[Figure content listings]

- - - - -

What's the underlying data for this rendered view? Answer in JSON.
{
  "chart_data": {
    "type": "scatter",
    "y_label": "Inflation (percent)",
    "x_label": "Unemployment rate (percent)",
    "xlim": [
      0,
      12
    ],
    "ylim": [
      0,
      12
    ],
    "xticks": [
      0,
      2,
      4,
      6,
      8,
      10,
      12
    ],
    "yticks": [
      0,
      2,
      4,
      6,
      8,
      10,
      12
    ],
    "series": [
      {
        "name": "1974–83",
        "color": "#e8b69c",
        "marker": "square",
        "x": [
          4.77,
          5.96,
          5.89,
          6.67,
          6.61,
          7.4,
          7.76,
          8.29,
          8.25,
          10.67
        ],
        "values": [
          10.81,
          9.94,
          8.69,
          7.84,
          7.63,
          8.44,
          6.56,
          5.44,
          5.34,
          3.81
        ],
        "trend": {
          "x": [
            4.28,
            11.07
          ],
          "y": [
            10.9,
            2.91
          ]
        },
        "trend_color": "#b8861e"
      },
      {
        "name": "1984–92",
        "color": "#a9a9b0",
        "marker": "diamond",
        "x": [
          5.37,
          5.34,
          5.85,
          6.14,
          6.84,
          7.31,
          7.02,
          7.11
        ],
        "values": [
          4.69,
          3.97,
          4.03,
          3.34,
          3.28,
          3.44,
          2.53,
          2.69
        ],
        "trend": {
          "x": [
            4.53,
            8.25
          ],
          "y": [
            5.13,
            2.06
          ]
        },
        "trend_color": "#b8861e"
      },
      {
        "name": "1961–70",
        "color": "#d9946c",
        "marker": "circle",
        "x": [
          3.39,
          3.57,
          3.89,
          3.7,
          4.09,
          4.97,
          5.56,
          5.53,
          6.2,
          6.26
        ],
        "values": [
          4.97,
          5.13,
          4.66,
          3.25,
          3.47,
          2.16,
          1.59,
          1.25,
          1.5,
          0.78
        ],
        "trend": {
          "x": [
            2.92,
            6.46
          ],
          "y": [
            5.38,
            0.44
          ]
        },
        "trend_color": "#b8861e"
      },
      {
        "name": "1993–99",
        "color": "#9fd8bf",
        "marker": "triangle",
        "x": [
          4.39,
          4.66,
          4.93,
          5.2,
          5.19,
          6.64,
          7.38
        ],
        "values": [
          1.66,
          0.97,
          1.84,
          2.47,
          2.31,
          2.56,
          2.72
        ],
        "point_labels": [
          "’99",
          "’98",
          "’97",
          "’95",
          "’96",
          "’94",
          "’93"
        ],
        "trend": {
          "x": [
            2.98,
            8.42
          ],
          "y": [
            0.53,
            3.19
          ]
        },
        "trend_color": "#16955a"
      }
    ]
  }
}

- - - - -

» **What is being asked**: Copy out all of the records shown above exactly.

» **Correct answer**:
What's the underlying data for this rendered view? Answer in JSON.
{
  "chart_data": {
    "type": "scatter",
    "y_label": "Inflation (percent)",
    "x_label": "Unemployment rate (percent)",
    "xlim": [
      0,
      12
    ],
    "ylim": [
      0,
      12
    ],
    "xticks": [
      0,
      2,
      4,
      6,
      8,
      10,
      12
    ],
    "yticks": [
      0,
      2,
      4,
      6,
      8,
      10,
      12
    ],
    "series": [
      {
        "name": "1974–83",
        "color": "#e8b69c",
        "marker": "square",
        "x": [
          4.77,
          5.96,
          5.89,
          6.67,
          6.61,
          7.4,
          7.76,
          8.29,
          8.25,
          10.67
        ],
        "values": [
          10.81,
          9.94,
          8.69,
          7.84,
          7.63,
          8.44,
          6.56,
          5.44,
          5.34,
          3.81
        ],
        "trend": {
          "x": [
            4.28,
            11.07
          ],
          "y": [
            10.9,
            2.91
          ]
        },
        "trend_color": "#b8861e"
      },
      {
        "name": "1984–92",
        "color": "#a9a9b0",
        "marker": "diamond",
        "x": [
          5.37,
          5.34,
          5.85,
          6.14,
          6.84,
          7.31,
          7.02,
          7.11
        ],
        "values": [
          4.69,
          3.97,
          4.03,
          3.34,
          3.28,
          3.44,
          2.53,
          2.69
        ],
        "trend": {
          "x": [
            4.53,
            8.25
          ],
          "y": [
            5.13,
            2.06
          ]
        },
        "trend_color": "#b8861e"
      },
      {
        "name": "1961–70",
        "color": "#d9946c",
        "marker": "circle",
        "x": [
          3.39,
          3.57,
          3.89,
          3.7,
          4.09,
          4.97,
          5.56,
          5.53,
          6.2,
          6.26
        ],
        "values": [
          4.97,
          5.13,
          4.66,
          3.25,
          3.47,
          2.16,
          1.59,
          1.25,
          1.5,
          0.78
        ],
        "trend": {
          "x": [
            2.92,
            6.46
          ],
          "y": [
            5.38,
            0.44
          ]
        },
        "trend_color": "#b8861e"
      },
      {
        "name": "1993–99",
        "color": "#9fd8bf",
        "marker": "triangle",
        "x": [
          4.39,
          4.66,
          4.93,
          5.2,
          5.19,
          6.64,
          7.38
        ],
        "values": [
          1.66,
          0.97,
          1.84,
          2.47,
          2.31,
          2.56,
          2.72
        ],
        "point_labels": [
          "’99",
          "’98",
          "’97",
          "’95",
          "’96",
          "’94",
          "’93"
        ],
        "trend": {
          "x": [
            2.98,
            8.42
          ],
          "y": [
            0.53,
            3.19
          ]
        },
        "trend_color": "#16955a"
      }
    ]
  }
}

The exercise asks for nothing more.